[begin SELECTED EXTRACT]
ICAMS / Interdisciplinary Centre for Advanced Materials Simulation


The role of silicon, vacancies, and strain in carbon distribution in low temperature bainite

S. Sampath, R. Rementeria, X. Huang, J. D. Poplawsky, C. Garcia-Mateo, F. G. Caballero, R. Janisch.

Journal of Alloys and Compounds, 673, 289-294, (2016)

We compare the results of ab-initio calculations of carbon solubility with atom probe data to understand the influence of Si on the segregation of C in bainitic ferrite. Graphical abstract of Sampath et al.,Journal of Alloys and Compounds 673, 289-294, 2016, reprinted with permission from Elsevier.
[end SELECTED EXTRACT]
[begin GIVEN INFORMATION]
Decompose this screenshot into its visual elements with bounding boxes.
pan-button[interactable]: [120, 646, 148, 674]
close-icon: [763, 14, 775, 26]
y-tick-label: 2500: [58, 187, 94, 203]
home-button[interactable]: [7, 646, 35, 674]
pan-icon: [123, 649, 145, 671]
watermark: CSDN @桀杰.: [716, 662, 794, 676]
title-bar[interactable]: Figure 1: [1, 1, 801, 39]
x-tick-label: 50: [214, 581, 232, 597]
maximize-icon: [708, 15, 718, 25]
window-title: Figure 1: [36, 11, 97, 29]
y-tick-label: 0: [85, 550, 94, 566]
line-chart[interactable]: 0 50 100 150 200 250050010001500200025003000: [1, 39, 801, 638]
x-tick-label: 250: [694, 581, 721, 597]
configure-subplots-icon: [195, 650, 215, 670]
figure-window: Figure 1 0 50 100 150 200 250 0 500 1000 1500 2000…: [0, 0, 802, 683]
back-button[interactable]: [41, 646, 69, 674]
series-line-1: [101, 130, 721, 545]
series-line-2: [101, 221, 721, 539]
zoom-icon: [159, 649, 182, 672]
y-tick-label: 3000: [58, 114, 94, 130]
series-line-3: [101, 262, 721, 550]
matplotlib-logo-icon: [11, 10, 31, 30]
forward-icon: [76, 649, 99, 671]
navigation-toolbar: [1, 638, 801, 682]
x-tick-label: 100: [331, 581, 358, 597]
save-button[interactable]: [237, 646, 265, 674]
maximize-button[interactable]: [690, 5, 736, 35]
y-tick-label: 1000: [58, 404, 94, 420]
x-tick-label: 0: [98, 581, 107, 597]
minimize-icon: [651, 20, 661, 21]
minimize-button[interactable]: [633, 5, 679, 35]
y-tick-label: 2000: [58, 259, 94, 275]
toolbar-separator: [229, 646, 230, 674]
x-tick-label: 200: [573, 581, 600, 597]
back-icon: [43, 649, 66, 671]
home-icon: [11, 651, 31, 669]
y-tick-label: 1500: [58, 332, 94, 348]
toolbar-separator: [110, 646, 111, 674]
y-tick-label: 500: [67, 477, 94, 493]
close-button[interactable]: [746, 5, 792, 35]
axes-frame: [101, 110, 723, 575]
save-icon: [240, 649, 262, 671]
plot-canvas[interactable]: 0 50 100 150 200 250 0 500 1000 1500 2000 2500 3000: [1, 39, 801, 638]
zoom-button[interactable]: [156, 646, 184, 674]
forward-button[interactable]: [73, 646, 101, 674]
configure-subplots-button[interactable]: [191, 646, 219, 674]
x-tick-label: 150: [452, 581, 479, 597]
[end GIVEN INFORMATION]
** REQUIRED TASK **
List the authors named in the bainite publication entry. The records have no connection to the bainite publication entry.

** OUTPUT OF THE TASK **
S. Sampath, R. Rementeria, X. Huang, J. D. Poplawsky, C. Garcia-Mateo, F. G. Caballero, R. Janisch